PROBLEM REQUIREMENTS: Count the lines below that contain the word "this". Give only the number.
## START RECORDS SHOWN
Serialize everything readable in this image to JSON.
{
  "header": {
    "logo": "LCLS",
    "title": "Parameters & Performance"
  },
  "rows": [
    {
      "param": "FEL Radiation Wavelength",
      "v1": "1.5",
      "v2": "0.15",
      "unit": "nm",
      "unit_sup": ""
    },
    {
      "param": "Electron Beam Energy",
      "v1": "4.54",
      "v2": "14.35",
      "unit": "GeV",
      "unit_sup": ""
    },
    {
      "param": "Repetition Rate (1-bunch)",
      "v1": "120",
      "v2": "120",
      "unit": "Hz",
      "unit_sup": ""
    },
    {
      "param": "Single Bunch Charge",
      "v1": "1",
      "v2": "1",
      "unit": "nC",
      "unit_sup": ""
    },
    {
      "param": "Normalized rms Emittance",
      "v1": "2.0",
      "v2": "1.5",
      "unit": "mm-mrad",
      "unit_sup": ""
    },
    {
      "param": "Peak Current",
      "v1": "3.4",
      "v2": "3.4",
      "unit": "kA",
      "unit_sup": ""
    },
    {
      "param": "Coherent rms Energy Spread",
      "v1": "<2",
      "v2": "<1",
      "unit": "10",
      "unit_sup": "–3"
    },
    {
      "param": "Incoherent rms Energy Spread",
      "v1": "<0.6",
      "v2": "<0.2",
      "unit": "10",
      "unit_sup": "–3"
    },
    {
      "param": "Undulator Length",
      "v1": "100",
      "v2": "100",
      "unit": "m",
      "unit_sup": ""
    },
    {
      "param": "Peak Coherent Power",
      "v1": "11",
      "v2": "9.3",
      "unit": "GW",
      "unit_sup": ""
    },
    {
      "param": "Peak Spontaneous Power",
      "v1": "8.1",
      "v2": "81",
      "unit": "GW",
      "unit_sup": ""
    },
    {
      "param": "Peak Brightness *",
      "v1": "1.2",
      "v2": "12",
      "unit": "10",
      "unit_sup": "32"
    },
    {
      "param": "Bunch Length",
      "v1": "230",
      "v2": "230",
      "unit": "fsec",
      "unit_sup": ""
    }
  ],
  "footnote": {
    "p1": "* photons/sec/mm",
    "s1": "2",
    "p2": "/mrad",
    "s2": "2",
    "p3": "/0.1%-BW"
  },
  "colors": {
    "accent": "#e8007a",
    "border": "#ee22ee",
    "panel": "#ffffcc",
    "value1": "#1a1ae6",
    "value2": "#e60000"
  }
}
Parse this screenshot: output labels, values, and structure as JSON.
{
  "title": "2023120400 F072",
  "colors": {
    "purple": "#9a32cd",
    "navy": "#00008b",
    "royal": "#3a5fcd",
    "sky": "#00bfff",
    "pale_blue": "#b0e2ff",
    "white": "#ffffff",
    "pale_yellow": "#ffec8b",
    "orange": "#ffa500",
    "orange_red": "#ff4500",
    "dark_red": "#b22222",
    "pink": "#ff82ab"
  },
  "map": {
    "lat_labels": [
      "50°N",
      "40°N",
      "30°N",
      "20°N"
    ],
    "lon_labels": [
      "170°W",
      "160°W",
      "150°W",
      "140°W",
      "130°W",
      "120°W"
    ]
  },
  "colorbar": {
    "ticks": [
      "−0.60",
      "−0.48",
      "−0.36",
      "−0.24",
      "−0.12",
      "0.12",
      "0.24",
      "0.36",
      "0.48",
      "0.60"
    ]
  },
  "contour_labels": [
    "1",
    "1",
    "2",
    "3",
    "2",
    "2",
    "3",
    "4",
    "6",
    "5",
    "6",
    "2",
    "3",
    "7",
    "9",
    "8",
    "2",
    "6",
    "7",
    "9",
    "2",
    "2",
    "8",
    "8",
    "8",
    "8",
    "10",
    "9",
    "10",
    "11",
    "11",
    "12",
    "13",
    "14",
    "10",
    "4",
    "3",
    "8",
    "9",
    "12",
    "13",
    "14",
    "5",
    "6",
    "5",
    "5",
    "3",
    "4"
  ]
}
## END RECORDS SHOWN
## START RECORDS SHOWN
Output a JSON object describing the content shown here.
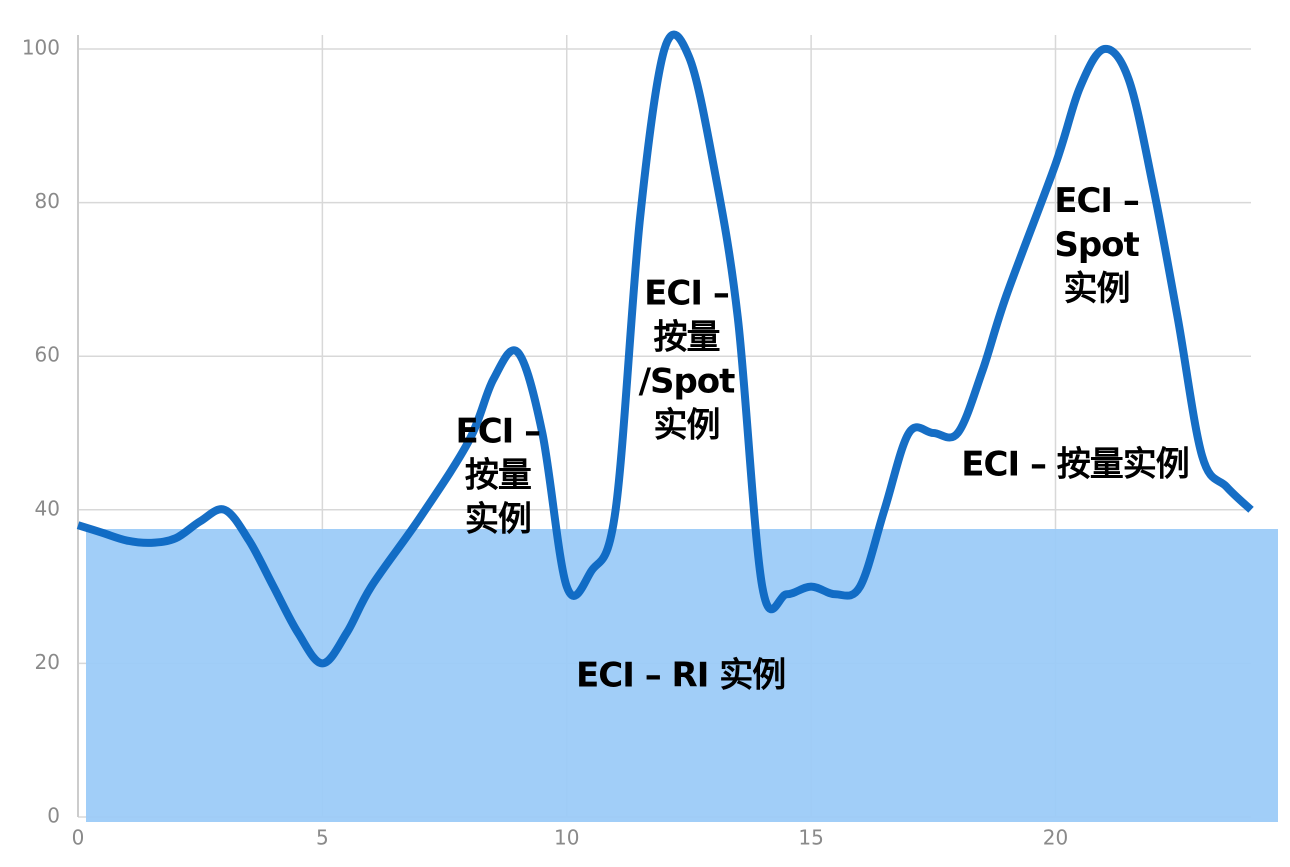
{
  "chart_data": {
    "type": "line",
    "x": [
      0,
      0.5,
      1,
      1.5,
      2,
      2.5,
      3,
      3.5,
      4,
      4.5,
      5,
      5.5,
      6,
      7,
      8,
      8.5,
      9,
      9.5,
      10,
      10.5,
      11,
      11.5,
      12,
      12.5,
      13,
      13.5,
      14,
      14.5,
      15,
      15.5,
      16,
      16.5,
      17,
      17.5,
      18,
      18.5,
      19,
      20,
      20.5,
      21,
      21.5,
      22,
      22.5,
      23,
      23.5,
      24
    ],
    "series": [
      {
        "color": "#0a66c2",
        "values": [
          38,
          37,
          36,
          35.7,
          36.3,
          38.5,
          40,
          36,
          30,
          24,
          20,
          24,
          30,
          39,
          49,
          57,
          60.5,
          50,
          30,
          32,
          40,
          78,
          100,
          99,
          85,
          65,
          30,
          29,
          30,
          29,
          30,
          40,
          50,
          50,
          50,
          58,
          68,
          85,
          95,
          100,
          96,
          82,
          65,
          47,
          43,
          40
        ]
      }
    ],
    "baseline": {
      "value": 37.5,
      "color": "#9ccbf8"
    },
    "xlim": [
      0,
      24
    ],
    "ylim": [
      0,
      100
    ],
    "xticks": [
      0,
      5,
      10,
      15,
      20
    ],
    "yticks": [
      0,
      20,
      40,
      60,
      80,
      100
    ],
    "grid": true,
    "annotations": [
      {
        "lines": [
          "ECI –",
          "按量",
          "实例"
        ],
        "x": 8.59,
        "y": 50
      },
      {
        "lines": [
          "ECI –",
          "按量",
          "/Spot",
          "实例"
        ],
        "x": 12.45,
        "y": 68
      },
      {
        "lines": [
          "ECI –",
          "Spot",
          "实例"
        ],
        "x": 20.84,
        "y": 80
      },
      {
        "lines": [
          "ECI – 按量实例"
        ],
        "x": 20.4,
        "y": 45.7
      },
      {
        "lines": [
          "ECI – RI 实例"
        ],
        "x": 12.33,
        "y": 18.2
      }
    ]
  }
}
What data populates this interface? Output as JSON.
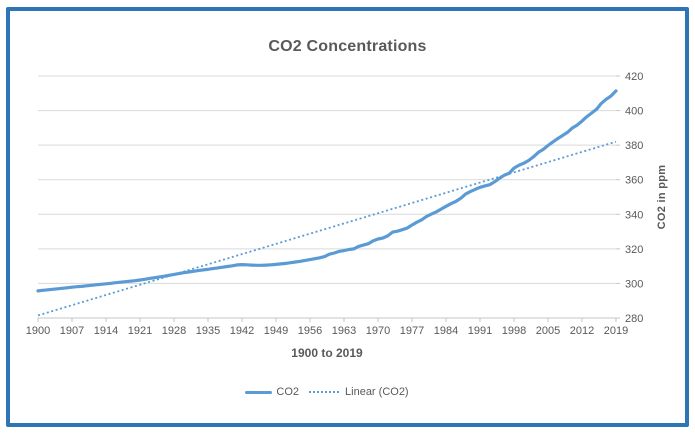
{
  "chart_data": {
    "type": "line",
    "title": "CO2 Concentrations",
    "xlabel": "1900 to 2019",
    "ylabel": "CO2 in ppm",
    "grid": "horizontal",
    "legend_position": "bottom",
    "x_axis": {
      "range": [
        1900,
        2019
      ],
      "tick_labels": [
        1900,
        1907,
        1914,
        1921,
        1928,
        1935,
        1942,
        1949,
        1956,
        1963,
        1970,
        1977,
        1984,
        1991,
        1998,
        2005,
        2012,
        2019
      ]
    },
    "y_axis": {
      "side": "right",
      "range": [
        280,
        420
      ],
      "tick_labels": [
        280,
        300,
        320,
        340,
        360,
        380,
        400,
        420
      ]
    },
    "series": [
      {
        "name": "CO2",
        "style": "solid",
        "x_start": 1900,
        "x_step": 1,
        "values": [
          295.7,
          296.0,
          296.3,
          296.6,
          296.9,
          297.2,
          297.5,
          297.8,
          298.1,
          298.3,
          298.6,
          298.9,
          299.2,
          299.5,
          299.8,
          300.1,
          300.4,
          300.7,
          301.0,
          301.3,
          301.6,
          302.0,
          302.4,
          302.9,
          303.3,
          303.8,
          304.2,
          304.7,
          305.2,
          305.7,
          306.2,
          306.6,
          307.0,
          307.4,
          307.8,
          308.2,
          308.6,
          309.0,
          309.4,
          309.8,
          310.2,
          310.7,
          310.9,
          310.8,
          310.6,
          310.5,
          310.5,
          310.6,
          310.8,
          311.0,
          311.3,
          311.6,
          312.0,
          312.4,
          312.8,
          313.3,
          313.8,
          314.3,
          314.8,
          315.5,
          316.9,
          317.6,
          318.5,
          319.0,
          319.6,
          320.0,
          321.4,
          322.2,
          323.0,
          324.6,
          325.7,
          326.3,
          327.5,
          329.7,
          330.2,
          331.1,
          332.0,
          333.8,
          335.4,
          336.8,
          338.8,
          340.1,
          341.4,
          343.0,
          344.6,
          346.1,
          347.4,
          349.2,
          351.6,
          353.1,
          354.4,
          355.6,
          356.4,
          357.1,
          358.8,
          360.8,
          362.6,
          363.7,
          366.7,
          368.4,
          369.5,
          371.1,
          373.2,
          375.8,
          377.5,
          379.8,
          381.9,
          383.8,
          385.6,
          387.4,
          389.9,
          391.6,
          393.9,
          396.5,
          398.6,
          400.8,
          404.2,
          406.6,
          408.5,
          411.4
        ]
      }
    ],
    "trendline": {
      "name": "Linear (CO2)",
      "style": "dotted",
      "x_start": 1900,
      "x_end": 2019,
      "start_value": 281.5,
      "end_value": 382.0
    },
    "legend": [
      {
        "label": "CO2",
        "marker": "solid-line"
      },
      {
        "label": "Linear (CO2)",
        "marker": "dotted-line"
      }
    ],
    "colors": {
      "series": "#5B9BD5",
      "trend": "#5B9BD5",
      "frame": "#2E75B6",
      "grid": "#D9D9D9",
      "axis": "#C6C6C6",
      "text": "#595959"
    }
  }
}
## END RECORDS SHOWN
## START RECORDS SHOWN
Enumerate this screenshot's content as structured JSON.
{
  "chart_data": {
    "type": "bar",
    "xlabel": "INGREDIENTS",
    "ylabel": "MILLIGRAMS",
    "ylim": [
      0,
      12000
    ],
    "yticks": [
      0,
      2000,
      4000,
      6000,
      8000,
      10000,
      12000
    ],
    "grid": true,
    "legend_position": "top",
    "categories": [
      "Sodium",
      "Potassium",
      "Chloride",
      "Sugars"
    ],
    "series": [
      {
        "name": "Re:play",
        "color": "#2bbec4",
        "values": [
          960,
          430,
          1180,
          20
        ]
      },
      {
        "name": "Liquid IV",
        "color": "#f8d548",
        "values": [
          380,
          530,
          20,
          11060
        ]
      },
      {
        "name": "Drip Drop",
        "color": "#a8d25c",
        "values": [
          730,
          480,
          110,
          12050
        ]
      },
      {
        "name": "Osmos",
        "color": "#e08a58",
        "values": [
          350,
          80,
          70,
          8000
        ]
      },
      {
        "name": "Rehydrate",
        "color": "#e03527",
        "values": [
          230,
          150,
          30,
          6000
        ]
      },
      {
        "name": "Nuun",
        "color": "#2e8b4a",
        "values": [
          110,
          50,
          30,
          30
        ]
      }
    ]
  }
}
## END RECORDS SHOWN
WRITTEN ANSWER: 4